*WHAT THIS TASK INVOLVES*: Reproduce all of the data that follows, character for character.

*GIVEN DATA*:
^^^^^^^^

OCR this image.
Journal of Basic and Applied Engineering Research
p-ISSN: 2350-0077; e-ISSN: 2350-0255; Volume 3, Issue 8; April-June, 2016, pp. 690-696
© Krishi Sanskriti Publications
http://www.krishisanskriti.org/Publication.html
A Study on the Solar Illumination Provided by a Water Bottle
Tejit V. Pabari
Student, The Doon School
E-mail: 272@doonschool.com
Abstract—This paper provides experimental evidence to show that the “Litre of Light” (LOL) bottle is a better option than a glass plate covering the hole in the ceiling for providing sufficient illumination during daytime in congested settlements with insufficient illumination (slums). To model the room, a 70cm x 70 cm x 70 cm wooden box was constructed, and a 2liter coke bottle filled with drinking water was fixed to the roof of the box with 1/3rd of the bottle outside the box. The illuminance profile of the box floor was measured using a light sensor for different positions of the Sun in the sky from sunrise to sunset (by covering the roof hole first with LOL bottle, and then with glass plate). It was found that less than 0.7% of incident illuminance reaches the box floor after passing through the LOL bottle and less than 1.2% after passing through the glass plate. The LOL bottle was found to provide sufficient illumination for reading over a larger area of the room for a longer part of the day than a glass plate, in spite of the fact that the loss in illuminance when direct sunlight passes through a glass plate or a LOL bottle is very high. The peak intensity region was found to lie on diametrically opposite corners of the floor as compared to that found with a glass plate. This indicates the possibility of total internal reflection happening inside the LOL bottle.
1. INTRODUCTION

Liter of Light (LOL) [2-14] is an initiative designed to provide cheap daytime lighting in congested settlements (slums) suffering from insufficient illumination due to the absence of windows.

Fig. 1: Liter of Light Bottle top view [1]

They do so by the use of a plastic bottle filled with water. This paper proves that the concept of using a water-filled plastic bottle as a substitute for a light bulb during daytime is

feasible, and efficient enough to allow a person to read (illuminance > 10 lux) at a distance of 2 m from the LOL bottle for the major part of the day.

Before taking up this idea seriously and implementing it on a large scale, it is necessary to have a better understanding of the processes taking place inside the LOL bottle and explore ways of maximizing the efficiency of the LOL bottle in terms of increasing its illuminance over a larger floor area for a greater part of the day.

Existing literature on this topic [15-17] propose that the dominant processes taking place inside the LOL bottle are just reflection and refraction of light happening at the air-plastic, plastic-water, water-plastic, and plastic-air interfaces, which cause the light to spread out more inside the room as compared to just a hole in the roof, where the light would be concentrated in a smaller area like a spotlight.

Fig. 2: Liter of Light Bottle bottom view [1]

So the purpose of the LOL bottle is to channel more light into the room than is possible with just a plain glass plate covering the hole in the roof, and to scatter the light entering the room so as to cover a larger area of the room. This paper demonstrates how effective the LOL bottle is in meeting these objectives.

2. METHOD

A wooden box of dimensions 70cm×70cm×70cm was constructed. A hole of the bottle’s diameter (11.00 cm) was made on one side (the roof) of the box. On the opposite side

^^^^^^^^

*OUTPUT*:
OCR this image.
Journal of Basic and Applied Engineering Research
p-ISSN: 2350-0077; e-ISSN: 2350-0255; Volume 3, Issue 8; April-June, 2016, pp. 690-696
© Krishi Sanskriti Publications
http://www.krishisanskriti.org/Publication.html
A Study on the Solar Illumination Provided by a Water Bottle
Tejit V. Pabari
Student, The Doon School
E-mail: 272@doonschool.com
Abstract—This paper provides experimental evidence to show that the “Litre of Light” (LOL) bottle is a better option than a glass plate covering the hole in the ceiling for providing sufficient illumination during daytime in congested settlements with insufficient illumination (slums). To model the room, a 70cm x 70 cm x 70 cm wooden box was constructed, and a 2liter coke bottle filled with drinking water was fixed to the roof of the box with 1/3rd of the bottle outside the box. The illuminance profile of the box floor was measured using a light sensor for different positions of the Sun in the sky from sunrise to sunset (by covering the roof hole first with LOL bottle, and then with glass plate). It was found that less than 0.7% of incident illuminance reaches the box floor after passing through the LOL bottle and less than 1.2% after passing through the glass plate. The LOL bottle was found to provide sufficient illumination for reading over a larger area of the room for a longer part of the day than a glass plate, in spite of the fact that the loss in illuminance when direct sunlight passes through a glass plate or a LOL bottle is very high. The peak intensity region was found to lie on diametrically opposite corners of the floor as compared to that found with a glass plate. This indicates the possibility of total internal reflection happening inside the LOL bottle.
1. INTRODUCTION

Liter of Light (LOL) [2-14] is an initiative designed to provide cheap daytime lighting in congested settlements (slums) suffering from insufficient illumination due to the absence of windows.

Fig. 1: Liter of Light Bottle top view [1]

They do so by the use of a plastic bottle filled with water. This paper proves that the concept of using a water-filled plastic bottle as a substitute for a light bulb during daytime is

feasible, and efficient enough to allow a person to read (illuminance > 10 lux) at a distance of 2 m from the LOL bottle for the major part of the day.

Before taking up this idea seriously and implementing it on a large scale, it is necessary to have a better understanding of the processes taking place inside the LOL bottle and explore ways of maximizing the efficiency of the LOL bottle in terms of increasing its illuminance over a larger floor area for a greater part of the day.

Existing literature on this topic [15-17] propose that the dominant processes taking place inside the LOL bottle are just reflection and refraction of light happening at the air-plastic, plastic-water, water-plastic, and plastic-air interfaces, which cause the light to spread out more inside the room as compared to just a hole in the roof, where the light would be concentrated in a smaller area like a spotlight.

Fig. 2: Liter of Light Bottle bottom view [1]

So the purpose of the LOL bottle is to channel more light into the room than is possible with just a plain glass plate covering the hole in the roof, and to scatter the light entering the room so as to cover a larger area of the room. This paper demonstrates how effective the LOL bottle is in meeting these objectives.

2. METHOD

A wooden box of dimensions 70cm×70cm×70cm was constructed. A hole of the bottle’s diameter (11.00 cm) was made on one side (the roof) of the box. On the opposite side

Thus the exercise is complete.